§ **BRIEF**
Find every line with the string "value" in it, count them, and reply with that count only.

··· SUPPLIED RECORDS

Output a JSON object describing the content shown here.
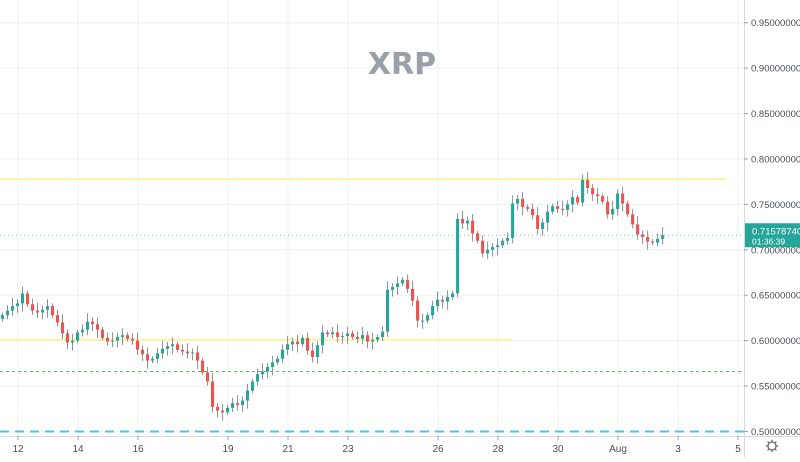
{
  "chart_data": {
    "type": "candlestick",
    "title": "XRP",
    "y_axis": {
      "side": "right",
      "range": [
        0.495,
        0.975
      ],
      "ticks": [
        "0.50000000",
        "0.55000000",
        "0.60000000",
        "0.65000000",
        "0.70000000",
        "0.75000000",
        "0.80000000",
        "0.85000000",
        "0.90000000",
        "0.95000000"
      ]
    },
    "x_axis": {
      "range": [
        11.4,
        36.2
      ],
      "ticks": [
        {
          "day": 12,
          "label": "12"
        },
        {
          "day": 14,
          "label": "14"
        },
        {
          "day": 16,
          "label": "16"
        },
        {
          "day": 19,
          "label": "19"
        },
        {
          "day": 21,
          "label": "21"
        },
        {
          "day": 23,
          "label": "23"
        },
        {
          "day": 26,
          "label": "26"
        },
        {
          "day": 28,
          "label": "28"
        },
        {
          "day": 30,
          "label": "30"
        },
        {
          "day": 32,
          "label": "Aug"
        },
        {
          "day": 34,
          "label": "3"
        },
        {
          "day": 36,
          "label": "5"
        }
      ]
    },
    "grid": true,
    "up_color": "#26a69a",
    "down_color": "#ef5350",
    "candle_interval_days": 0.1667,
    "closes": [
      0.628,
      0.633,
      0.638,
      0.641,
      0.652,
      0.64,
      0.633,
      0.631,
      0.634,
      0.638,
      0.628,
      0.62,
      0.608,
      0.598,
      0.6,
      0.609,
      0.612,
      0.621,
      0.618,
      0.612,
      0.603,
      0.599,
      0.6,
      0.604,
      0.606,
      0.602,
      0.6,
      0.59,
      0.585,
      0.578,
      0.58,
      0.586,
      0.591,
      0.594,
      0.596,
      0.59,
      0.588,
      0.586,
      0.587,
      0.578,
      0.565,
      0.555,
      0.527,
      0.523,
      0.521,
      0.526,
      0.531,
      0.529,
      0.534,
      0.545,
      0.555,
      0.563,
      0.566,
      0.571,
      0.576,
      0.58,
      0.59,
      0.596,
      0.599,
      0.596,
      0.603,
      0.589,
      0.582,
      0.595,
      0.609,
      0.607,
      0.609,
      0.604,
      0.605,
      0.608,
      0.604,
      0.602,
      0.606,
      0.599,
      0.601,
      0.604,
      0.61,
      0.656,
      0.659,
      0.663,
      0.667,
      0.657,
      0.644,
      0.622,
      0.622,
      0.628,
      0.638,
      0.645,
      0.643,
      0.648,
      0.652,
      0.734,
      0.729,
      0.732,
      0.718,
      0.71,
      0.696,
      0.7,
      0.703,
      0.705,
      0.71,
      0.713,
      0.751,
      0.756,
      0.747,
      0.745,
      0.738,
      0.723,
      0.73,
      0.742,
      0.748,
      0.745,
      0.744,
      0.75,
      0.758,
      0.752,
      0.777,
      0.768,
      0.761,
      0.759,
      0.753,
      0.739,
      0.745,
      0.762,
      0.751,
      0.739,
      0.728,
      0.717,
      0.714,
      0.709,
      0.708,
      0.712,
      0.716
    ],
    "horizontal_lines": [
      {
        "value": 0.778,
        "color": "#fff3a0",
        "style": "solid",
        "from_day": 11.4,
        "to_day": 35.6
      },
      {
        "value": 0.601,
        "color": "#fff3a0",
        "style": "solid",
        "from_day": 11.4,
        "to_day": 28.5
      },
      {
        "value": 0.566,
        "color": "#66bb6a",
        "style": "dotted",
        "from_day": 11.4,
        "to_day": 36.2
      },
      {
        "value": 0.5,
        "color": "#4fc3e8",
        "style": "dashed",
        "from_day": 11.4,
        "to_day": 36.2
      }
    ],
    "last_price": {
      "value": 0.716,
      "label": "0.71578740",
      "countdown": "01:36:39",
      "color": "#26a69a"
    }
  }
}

······

§ **FULL RESPONSE**
5